--- Start of Records ---

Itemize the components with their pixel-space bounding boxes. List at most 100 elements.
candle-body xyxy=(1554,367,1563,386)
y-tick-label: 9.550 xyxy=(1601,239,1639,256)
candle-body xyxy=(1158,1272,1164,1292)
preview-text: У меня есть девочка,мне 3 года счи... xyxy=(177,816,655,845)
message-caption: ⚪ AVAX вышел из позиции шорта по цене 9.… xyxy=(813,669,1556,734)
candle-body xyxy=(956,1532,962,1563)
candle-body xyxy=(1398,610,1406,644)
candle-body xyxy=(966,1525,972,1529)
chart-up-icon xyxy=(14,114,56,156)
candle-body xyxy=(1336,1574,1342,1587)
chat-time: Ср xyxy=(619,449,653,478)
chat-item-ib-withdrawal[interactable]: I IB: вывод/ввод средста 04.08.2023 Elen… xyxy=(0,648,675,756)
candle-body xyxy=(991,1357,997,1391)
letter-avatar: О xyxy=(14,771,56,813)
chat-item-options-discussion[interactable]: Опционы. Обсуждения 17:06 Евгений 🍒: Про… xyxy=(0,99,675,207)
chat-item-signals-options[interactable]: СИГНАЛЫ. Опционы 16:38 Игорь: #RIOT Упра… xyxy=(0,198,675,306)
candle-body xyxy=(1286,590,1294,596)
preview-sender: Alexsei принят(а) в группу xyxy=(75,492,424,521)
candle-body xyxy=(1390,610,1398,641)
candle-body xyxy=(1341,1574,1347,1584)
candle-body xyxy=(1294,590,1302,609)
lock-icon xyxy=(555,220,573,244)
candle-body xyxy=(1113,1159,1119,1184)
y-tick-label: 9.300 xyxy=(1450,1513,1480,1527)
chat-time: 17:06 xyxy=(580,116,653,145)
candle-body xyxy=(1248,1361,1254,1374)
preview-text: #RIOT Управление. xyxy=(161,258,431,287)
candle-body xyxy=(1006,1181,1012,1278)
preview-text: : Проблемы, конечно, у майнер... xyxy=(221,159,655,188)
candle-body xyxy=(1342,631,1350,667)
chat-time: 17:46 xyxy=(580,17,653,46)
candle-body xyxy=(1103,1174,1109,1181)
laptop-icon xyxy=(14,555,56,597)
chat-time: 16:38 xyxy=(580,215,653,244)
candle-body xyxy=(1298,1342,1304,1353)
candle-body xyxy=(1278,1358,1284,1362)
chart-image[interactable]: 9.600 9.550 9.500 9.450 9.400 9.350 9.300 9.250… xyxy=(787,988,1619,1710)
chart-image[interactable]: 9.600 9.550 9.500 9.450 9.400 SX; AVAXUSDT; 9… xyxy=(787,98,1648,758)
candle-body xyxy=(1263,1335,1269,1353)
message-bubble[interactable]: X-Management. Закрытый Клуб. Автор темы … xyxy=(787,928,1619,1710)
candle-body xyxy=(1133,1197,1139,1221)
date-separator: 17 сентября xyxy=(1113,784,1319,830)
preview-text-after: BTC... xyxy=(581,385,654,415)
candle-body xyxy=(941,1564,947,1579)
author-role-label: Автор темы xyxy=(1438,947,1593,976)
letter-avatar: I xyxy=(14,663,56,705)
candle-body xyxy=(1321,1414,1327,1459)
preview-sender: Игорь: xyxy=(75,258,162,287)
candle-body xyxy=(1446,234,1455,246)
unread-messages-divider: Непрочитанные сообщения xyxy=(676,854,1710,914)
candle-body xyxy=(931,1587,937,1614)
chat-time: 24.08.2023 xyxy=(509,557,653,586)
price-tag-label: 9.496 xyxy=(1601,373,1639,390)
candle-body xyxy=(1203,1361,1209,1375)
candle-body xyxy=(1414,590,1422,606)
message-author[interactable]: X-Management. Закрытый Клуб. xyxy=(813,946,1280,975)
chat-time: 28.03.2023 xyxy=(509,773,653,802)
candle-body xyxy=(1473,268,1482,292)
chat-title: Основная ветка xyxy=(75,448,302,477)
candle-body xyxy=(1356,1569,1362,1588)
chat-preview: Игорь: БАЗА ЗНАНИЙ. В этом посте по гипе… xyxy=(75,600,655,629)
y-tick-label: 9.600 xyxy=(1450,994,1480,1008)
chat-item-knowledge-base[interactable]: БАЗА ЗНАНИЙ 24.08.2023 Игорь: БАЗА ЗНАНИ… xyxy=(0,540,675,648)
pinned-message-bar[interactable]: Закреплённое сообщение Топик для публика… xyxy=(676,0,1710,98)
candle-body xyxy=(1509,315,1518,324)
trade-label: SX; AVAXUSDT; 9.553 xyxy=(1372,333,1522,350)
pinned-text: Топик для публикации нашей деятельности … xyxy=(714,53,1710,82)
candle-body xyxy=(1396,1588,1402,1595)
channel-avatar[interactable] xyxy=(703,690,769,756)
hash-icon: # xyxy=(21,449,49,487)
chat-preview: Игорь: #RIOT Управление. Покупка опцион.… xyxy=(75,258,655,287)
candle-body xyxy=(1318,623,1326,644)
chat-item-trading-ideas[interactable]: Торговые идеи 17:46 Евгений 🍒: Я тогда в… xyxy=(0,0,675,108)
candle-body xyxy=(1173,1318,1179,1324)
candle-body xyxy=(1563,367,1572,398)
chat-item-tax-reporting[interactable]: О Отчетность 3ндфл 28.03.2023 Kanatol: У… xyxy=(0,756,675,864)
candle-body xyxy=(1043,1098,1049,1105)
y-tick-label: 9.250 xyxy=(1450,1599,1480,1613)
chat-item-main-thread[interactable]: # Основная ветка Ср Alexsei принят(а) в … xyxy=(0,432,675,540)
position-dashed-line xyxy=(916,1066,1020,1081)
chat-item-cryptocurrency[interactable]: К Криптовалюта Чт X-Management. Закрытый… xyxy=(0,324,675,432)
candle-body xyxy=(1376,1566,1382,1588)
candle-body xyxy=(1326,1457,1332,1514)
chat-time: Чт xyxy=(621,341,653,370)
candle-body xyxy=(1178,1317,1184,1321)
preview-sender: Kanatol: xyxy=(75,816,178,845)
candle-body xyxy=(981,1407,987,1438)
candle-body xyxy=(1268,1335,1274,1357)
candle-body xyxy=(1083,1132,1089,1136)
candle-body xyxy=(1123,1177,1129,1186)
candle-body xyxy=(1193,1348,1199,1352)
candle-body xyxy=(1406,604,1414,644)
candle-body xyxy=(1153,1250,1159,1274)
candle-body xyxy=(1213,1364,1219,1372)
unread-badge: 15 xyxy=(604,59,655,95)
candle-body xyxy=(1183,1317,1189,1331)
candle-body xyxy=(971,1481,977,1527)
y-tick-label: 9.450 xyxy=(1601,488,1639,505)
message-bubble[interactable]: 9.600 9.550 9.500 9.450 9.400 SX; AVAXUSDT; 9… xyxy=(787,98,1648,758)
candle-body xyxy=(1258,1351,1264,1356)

--- End of Records ---

● **Do this**
Repeat the lines of the data verbatim from the start of the data through the line containing "candle-body xyxy=(1263,1335,1269,1353)", inclusive.

● **Expected answer**
Itemize the components with their pixel-space bounding boxes. List at most 100 elements.
candle-body xyxy=(1554,367,1563,386)
y-tick-label: 9.550 xyxy=(1601,239,1639,256)
candle-body xyxy=(1158,1272,1164,1292)
preview-text: У меня есть девочка,мне 3 года счи... xyxy=(177,816,655,845)
message-caption: ⚪ AVAX вышел из позиции шорта по цене 9.… xyxy=(813,669,1556,734)
candle-body xyxy=(956,1532,962,1563)
candle-body xyxy=(1398,610,1406,644)
candle-body xyxy=(966,1525,972,1529)
chart-up-icon xyxy=(14,114,56,156)
candle-body xyxy=(1336,1574,1342,1587)
chat-time: Ср xyxy=(619,449,653,478)
chat-item-ib-withdrawal[interactable]: I IB: вывод/ввод средста 04.08.2023 Elen… xyxy=(0,648,675,756)
candle-body xyxy=(991,1357,997,1391)
letter-avatar: О xyxy=(14,771,56,813)
chat-item-options-discussion[interactable]: Опционы. Обсуждения 17:06 Евгений 🍒: Про… xyxy=(0,99,675,207)
chat-item-signals-options[interactable]: СИГНАЛЫ. Опционы 16:38 Игорь: #RIOT Упра… xyxy=(0,198,675,306)
candle-body xyxy=(1286,590,1294,596)
preview-sender: Alexsei принят(а) в группу xyxy=(75,492,424,521)
candle-body xyxy=(1390,610,1398,641)
candle-body xyxy=(1341,1574,1347,1584)
candle-body xyxy=(1294,590,1302,609)
lock-icon xyxy=(555,220,573,244)
candle-body xyxy=(1113,1159,1119,1184)
y-tick-label: 9.300 xyxy=(1450,1513,1480,1527)
chat-time: 17:06 xyxy=(580,116,653,145)
candle-body xyxy=(1248,1361,1254,1374)
preview-text: #RIOT Управление. xyxy=(161,258,431,287)
candle-body xyxy=(1006,1181,1012,1278)
preview-text: : Проблемы, конечно, у майнер... xyxy=(221,159,655,188)
candle-body xyxy=(1342,631,1350,667)
chat-time: 17:46 xyxy=(580,17,653,46)
candle-body xyxy=(1103,1174,1109,1181)
laptop-icon xyxy=(14,555,56,597)
chat-time: 16:38 xyxy=(580,215,653,244)
candle-body xyxy=(1298,1342,1304,1353)
candle-body xyxy=(1278,1358,1284,1362)
chart-image[interactable]: 9.600 9.550 9.500 9.450 9.400 9.350 9.300 9.250… xyxy=(787,988,1619,1710)
chart-image[interactable]: 9.600 9.550 9.500 9.450 9.400 SX; AVAXUSDT; 9… xyxy=(787,98,1648,758)
candle-body xyxy=(1263,1335,1269,1353)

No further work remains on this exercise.